* _Written instruction_
Write out every entry, unchanged. Skip any picture.

[Extracted data entries]
>>>
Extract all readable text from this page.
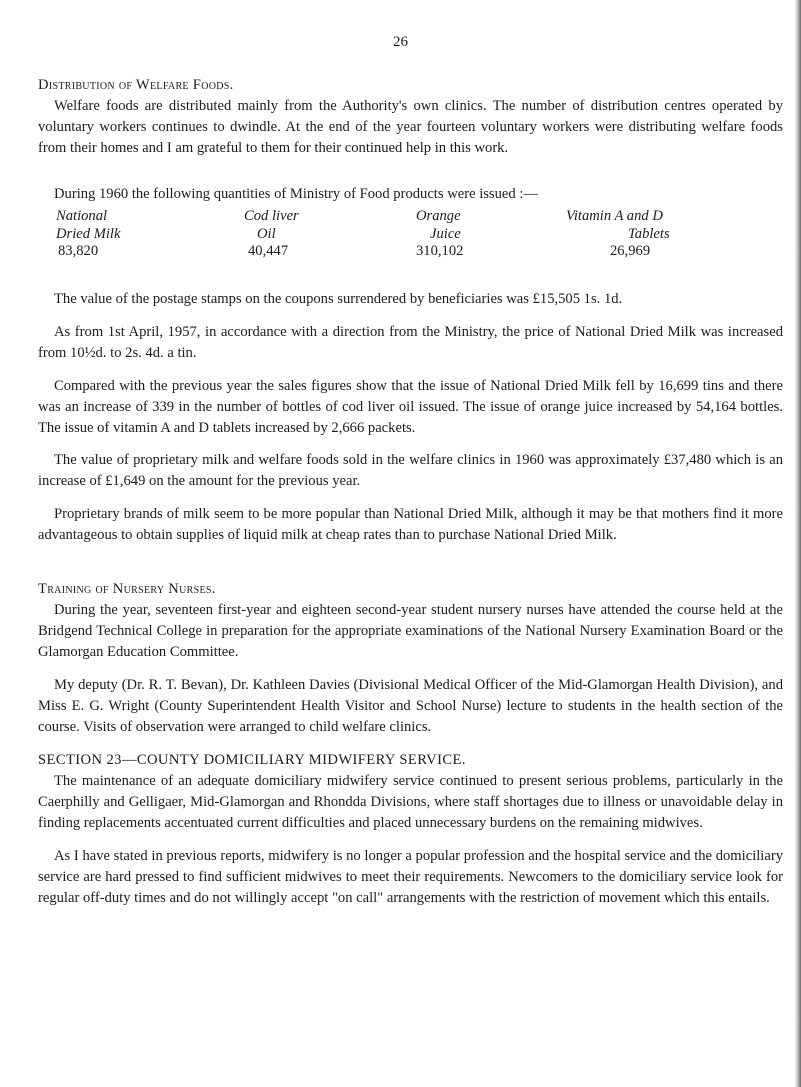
26
Distribution of Welfare Foods.
Welfare foods are distributed mainly from the Authority's own clinics. The number of distribution centres operated by voluntary workers continues to dwindle. At the end of the year fourteen voluntary workers were distributing welfare foods from their homes and I am grateful to them for their continued help in this work.
During 1960 the following quantities of Ministry of Food products were issued :—
National
Dried Milk
83,820
Cod liver
Oil
40,447
Orange
Juice
310,102
Vitamin A and D
Tablets
26,969
The value of the postage stamps on the coupons surrendered by beneficiaries was £15,505 1s. 1d.
As from 1st April, 1957, in accordance with a direction from the Ministry, the price of National Dried Milk was increased from 10½d. to 2s. 4d. a tin.
Compared with the previous year the sales figures show that the issue of National Dried Milk fell by 16,699 tins and there was an increase of 339 in the number of bottles of cod liver oil issued. The issue of orange juice increased by 54,164 bottles. The issue of vitamin A and D tablets increased by 2,666 packets.
The value of proprietary milk and welfare foods sold in the welfare clinics in 1960 was approximately £37,480 which is an increase of £1,649 on the amount for the previous year.
Proprietary brands of milk seem to be more popular than National Dried Milk, although it may be that mothers find it more advantageous to obtain supplies of liquid milk at cheap rates than to purchase National Dried Milk.
Training of Nursery Nurses.
During the year, seventeen first-year and eighteen second-year student nursery nurses have attended the course held at the Bridgend Technical College in preparation for the appropriate examinations of the National Nursery Examination Board or the Glamorgan Education Committee.
My deputy (Dr. R. T. Bevan), Dr. Kathleen Davies (Divisional Medical Officer of the Mid-Glamorgan Health Division), and Miss E. G. Wright (County Superintendent Health Visitor and School Nurse) lecture to students in the health section of the course. Visits of observation were arranged to child welfare clinics.
SECTION 23—COUNTY DOMICILIARY MIDWIFERY SERVICE.
The maintenance of an adequate domiciliary midwifery service continued to present serious problems, particularly in the Caerphilly and Gelligaer, Mid-Glamorgan and Rhondda Divisions, where staff shortages due to illness or unavoidable delay in finding replacements accentuated current difficulties and placed unnecessary burdens on the remaining midwives.
As I have stated in previous reports, midwifery is no longer a popular profession and the hospital service and the domiciliary service are hard pressed to find sufficient midwives to meet their requirements. Newcomers to the domiciliary service look for regular off-duty times and do not willingly accept "on call" arrangements with the restriction of movement which this entails.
<<<
* _Answer to this task_
Extract all readable text from this page.
26
Distribution of Welfare Foods.
Welfare foods are distributed mainly from the Authority's own clinics. The number of distribution centres operated by voluntary workers continues to dwindle. At the end of the year fourteen voluntary workers were distributing welfare foods from their homes and I am grateful to them for their continued help in this work.
During 1960 the following quantities of Ministry of Food products were issued :—
National
Dried Milk
83,820
Cod liver
Oil
40,447
Orange
Juice
310,102
Vitamin A and D
Tablets
26,969
The value of the postage stamps on the coupons surrendered by beneficiaries was £15,505 1s. 1d.
As from 1st April, 1957, in accordance with a direction from the Ministry, the price of National Dried Milk was increased from 10½d. to 2s. 4d. a tin.
Compared with the previous year the sales figures show that the issue of National Dried Milk fell by 16,699 tins and there was an increase of 339 in the number of bottles of cod liver oil issued. The issue of orange juice increased by 54,164 bottles. The issue of vitamin A and D tablets increased by 2,666 packets.
The value of proprietary milk and welfare foods sold in the welfare clinics in 1960 was approximately £37,480 which is an increase of £1,649 on the amount for the previous year.
Proprietary brands of milk seem to be more popular than National Dried Milk, although it may be that mothers find it more advantageous to obtain supplies of liquid milk at cheap rates than to purchase National Dried Milk.
Training of Nursery Nurses.
During the year, seventeen first-year and eighteen second-year student nursery nurses have attended the course held at the Bridgend Technical College in preparation for the appropriate examinations of the National Nursery Examination Board or the Glamorgan Education Committee.
My deputy (Dr. R. T. Bevan), Dr. Kathleen Davies (Divisional Medical Officer of the Mid-Glamorgan Health Division), and Miss E. G. Wright (County Superintendent Health Visitor and School Nurse) lecture to students in the health section of the course. Visits of observation were arranged to child welfare clinics.
SECTION 23—COUNTY DOMICILIARY MIDWIFERY SERVICE.
The maintenance of an adequate domiciliary midwifery service continued to present serious problems, particularly in the Caerphilly and Gelligaer, Mid-Glamorgan and Rhondda Divisions, where staff shortages due to illness or unavoidable delay in finding replacements accentuated current difficulties and placed unnecessary burdens on the remaining midwives.
As I have stated in previous reports, midwifery is no longer a popular profession and the hospital service and the domiciliary service are hard pressed to find sufficient midwives to meet their requirements. Newcomers to the domiciliary service look for regular off-duty times and do not willingly accept "on call" arrangements with the restriction of movement which this entails.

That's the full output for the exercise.